Work instructions =>
Every record should be copied exactly, except that pictures are to be omitted.

Records to process =>
——————————

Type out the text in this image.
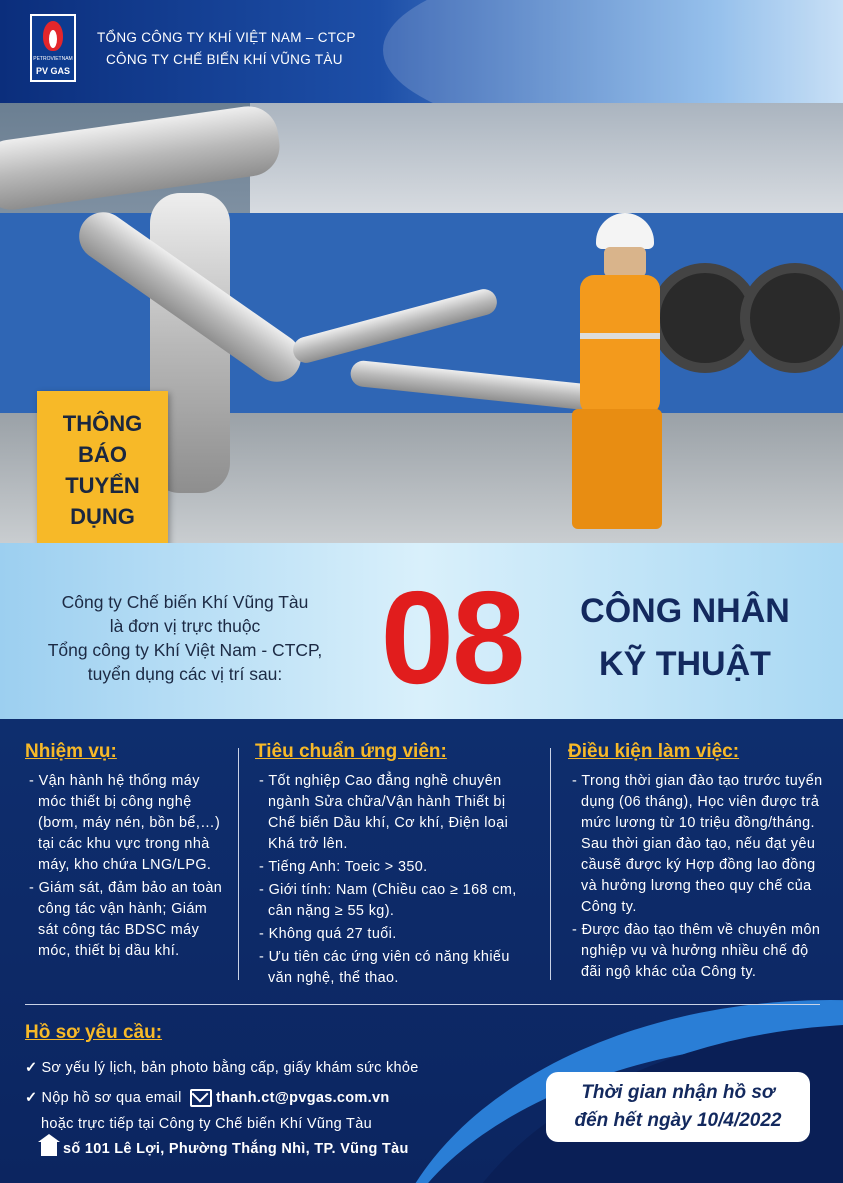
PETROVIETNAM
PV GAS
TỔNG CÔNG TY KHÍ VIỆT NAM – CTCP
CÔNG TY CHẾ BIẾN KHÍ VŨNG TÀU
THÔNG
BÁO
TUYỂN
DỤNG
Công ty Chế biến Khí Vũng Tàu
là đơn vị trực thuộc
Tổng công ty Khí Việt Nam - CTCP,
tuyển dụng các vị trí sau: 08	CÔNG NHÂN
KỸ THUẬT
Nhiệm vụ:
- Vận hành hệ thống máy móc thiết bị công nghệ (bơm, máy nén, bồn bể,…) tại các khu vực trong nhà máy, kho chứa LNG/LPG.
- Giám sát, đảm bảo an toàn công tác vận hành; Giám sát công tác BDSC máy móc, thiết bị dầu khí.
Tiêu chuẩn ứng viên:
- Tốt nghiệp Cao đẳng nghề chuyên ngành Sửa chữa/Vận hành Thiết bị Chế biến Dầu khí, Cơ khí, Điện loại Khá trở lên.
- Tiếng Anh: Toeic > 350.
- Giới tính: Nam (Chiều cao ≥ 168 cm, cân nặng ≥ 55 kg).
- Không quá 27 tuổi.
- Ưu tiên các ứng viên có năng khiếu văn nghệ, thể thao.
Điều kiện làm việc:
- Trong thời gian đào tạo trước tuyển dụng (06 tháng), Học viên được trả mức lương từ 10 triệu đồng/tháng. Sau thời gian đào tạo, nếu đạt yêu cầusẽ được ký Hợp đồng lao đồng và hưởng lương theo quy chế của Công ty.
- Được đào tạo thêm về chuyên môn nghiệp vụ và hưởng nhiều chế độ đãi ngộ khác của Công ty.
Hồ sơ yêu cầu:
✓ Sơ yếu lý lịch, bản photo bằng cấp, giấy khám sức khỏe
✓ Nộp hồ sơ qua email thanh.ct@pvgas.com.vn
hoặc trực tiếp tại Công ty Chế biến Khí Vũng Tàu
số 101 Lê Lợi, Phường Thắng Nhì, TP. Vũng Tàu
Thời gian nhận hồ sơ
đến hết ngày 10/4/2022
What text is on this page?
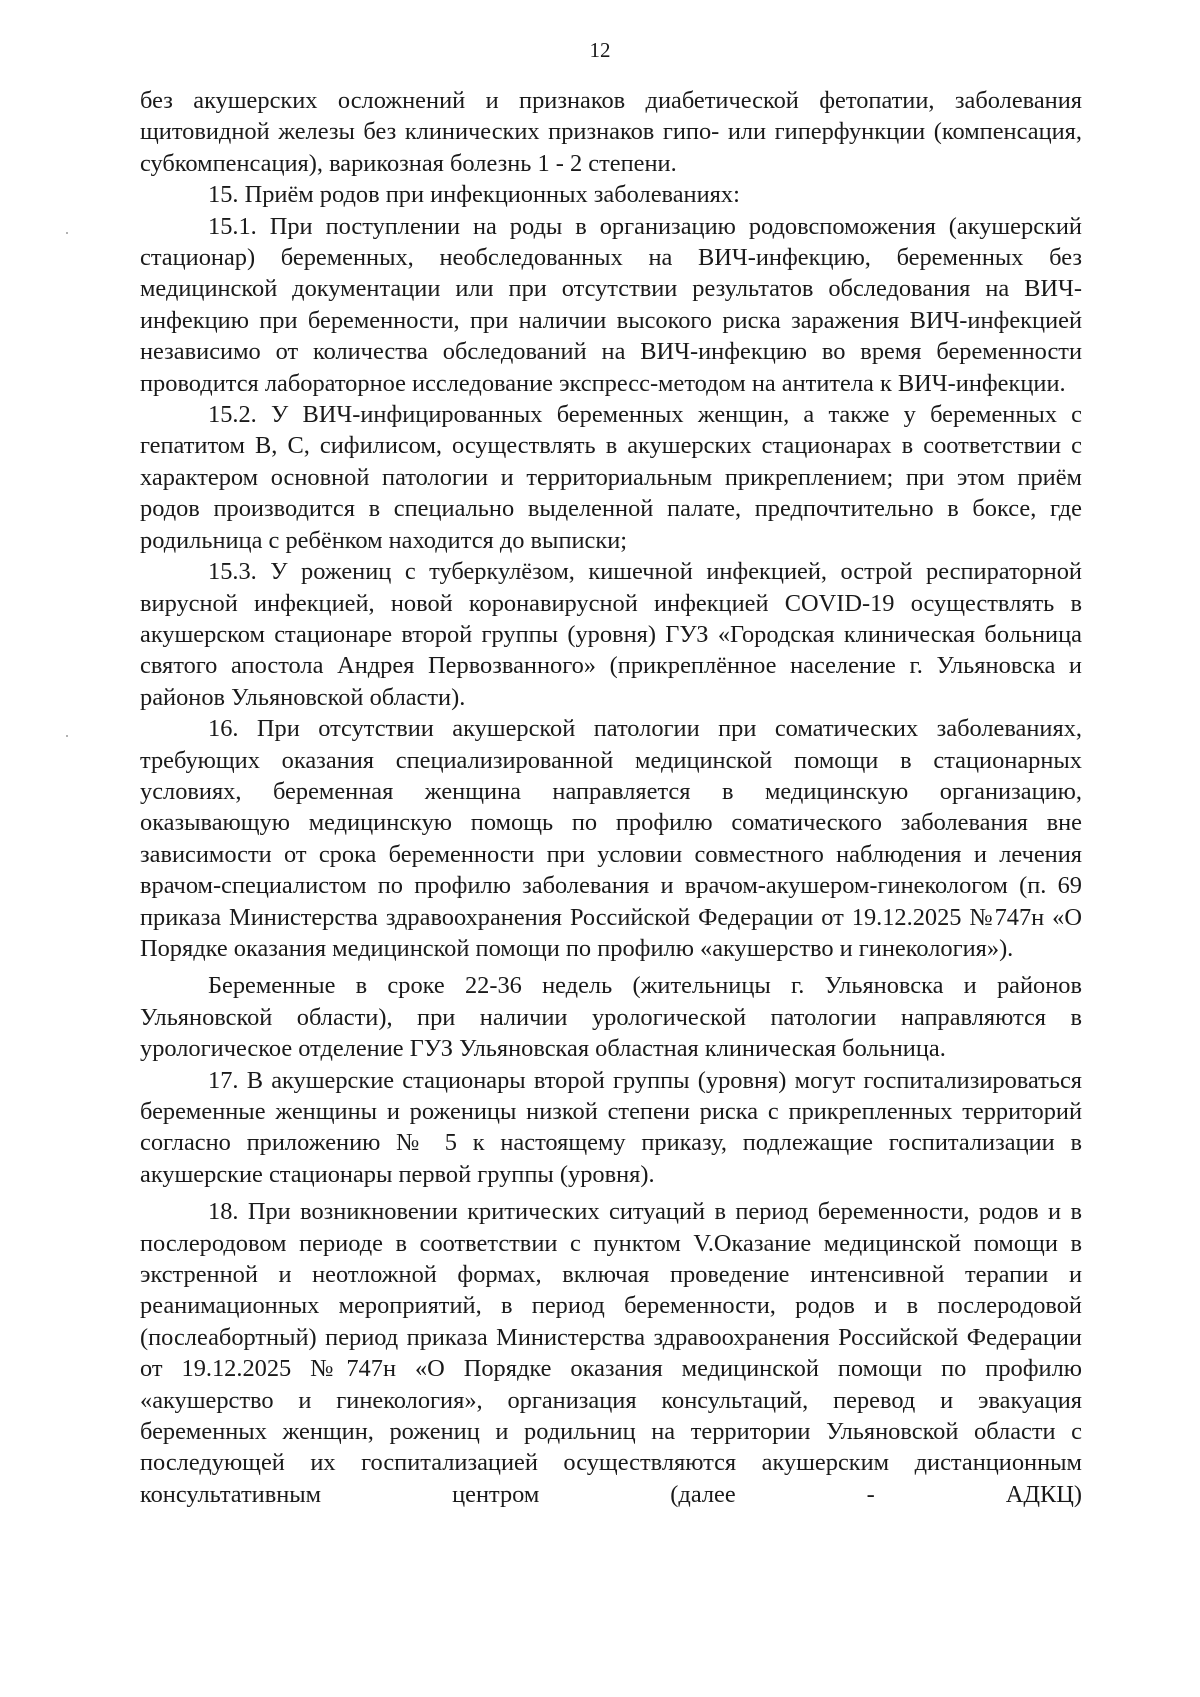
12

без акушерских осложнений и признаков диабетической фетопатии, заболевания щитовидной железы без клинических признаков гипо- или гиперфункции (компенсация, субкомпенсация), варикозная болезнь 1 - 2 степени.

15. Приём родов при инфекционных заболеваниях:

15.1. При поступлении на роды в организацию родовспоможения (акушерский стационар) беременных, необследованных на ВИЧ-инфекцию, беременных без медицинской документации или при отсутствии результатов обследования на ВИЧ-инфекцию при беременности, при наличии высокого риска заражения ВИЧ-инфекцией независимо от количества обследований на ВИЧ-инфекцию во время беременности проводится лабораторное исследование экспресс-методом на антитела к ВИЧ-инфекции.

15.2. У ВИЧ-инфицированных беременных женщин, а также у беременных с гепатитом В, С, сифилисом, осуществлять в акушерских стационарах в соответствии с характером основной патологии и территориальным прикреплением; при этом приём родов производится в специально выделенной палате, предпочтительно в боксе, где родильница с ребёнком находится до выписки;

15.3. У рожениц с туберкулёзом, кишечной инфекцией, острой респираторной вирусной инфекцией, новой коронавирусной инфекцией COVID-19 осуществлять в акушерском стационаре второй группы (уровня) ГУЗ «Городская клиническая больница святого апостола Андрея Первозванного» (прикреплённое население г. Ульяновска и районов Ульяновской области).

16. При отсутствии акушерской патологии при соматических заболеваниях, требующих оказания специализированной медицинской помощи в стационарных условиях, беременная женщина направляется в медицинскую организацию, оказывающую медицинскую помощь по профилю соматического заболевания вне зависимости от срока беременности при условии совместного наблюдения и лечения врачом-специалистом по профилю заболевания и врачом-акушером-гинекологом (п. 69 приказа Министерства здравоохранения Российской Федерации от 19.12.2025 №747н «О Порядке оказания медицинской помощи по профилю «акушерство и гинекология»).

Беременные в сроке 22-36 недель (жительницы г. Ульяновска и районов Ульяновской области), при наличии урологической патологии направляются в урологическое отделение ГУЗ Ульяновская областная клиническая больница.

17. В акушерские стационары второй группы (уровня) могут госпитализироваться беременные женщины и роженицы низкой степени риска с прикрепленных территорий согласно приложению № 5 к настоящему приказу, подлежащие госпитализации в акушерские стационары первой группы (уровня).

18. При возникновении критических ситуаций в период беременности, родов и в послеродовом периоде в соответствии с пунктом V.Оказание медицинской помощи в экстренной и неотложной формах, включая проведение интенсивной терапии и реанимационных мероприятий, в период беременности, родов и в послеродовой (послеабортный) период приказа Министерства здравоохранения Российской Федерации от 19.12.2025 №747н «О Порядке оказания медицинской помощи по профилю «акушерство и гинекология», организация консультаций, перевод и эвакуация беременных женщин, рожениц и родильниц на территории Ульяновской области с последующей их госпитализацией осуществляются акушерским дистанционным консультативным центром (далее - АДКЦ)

——————————

Task output =>
Type out the text in this image.
PETROVIETNAM
PV GAS
TỔNG CÔNG TY KHÍ VIỆT NAM – CTCP
CÔNG TY CHẾ BIẾN KHÍ VŨNG TÀU
THÔNG
BÁO
TUYỂN
DỤNG
Công ty Chế biến Khí Vũng Tàu
là đơn vị trực thuộc
Tổng công ty Khí Việt Nam - CTCP,
tuyển dụng các vị trí sau: 08	CÔNG NHÂN
KỸ THUẬT
Nhiệm vụ:
- Vận hành hệ thống máy móc thiết bị công nghệ (bơm, máy nén, bồn bể,…) tại các khu vực trong nhà máy, kho chứa LNG/LPG.
- Giám sát, đảm bảo an toàn công tác vận hành; Giám sát công tác BDSC máy móc, thiết bị dầu khí.
Tiêu chuẩn ứng viên:
- Tốt nghiệp Cao đẳng nghề chuyên ngành Sửa chữa/Vận hành Thiết bị Chế biến Dầu khí, Cơ khí, Điện loại Khá trở lên.
- Tiếng Anh: Toeic > 350.
- Giới tính: Nam (Chiều cao ≥ 168 cm, cân nặng ≥ 55 kg).
- Không quá 27 tuổi.
- Ưu tiên các ứng viên có năng khiếu văn nghệ, thể thao.
Điều kiện làm việc:
- Trong thời gian đào tạo trước tuyển dụng (06 tháng), Học viên được trả mức lương từ 10 triệu đồng/tháng. Sau thời gian đào tạo, nếu đạt yêu cầusẽ được ký Hợp đồng lao đồng và hưởng lương theo quy chế của Công ty.
- Được đào tạo thêm về chuyên môn nghiệp vụ và hưởng nhiều chế độ đãi ngộ khác của Công ty.
Hồ sơ yêu cầu:
✓ Sơ yếu lý lịch, bản photo bằng cấp, giấy khám sức khỏe
✓ Nộp hồ sơ qua email thanh.ct@pvgas.com.vn
hoặc trực tiếp tại Công ty Chế biến Khí Vũng Tàu
số 101 Lê Lợi, Phường Thắng Nhì, TP. Vũng Tàu
Thời gian nhận hồ sơ
đến hết ngày 10/4/2022
What text is on this page?
12

без акушерских осложнений и признаков диабетической фетопатии, заболевания щитовидной железы без клинических признаков гипо- или гиперфункции (компенсация, субкомпенсация), варикозная болезнь 1 - 2 степени.

15. Приём родов при инфекционных заболеваниях:

15.1. При поступлении на роды в организацию родовспоможения (акушерский стационар) беременных, необследованных на ВИЧ-инфекцию, беременных без медицинской документации или при отсутствии результатов обследования на ВИЧ-инфекцию при беременности, при наличии высокого риска заражения ВИЧ-инфекцией независимо от количества обследований на ВИЧ-инфекцию во время беременности проводится лабораторное исследование экспресс-методом на антитела к ВИЧ-инфекции.

15.2. У ВИЧ-инфицированных беременных женщин, а также у беременных с гепатитом В, С, сифилисом, осуществлять в акушерских стационарах в соответствии с характером основной патологии и территориальным прикреплением; при этом приём родов производится в специально выделенной палате, предпочтительно в боксе, где родильница с ребёнком находится до выписки;

15.3. У рожениц с туберкулёзом, кишечной инфекцией, острой респираторной вирусной инфекцией, новой коронавирусной инфекцией COVID-19 осуществлять в акушерском стационаре второй группы (уровня) ГУЗ «Городская клиническая больница святого апостола Андрея Первозванного» (прикреплённое население г. Ульяновска и районов Ульяновской области).

16. При отсутствии акушерской патологии при соматических заболеваниях, требующих оказания специализированной медицинской помощи в стационарных условиях, беременная женщина направляется в медицинскую организацию, оказывающую медицинскую помощь по профилю соматического заболевания вне зависимости от срока беременности при условии совместного наблюдения и лечения врачом-специалистом по профилю заболевания и врачом-акушером-гинекологом (п. 69 приказа Министерства здравоохранения Российской Федерации от 19.12.2025 №747н «О Порядке оказания медицинской помощи по профилю «акушерство и гинекология»).

Беременные в сроке 22-36 недель (жительницы г. Ульяновска и районов Ульяновской области), при наличии урологической патологии направляются в урологическое отделение ГУЗ Ульяновская областная клиническая больница.

17. В акушерские стационары второй группы (уровня) могут госпитализироваться беременные женщины и роженицы низкой степени риска с прикрепленных территорий согласно приложению № 5 к настоящему приказу, подлежащие госпитализации в акушерские стационары первой группы (уровня).

18. При возникновении критических ситуаций в период беременности, родов и в послеродовом периоде в соответствии с пунктом V.Оказание медицинской помощи в экстренной и неотложной формах, включая проведение интенсивной терапии и реанимационных мероприятий, в период беременности, родов и в послеродовой (послеабортный) период приказа Министерства здравоохранения Российской Федерации от 19.12.2025 №747н «О Порядке оказания медицинской помощи по профилю «акушерство и гинекология», организация консультаций, перевод и эвакуация беременных женщин, рожениц и родильниц на территории Ульяновской области с последующей их госпитализацией осуществляются акушерским дистанционным консультативным центром (далее - АДКЦ)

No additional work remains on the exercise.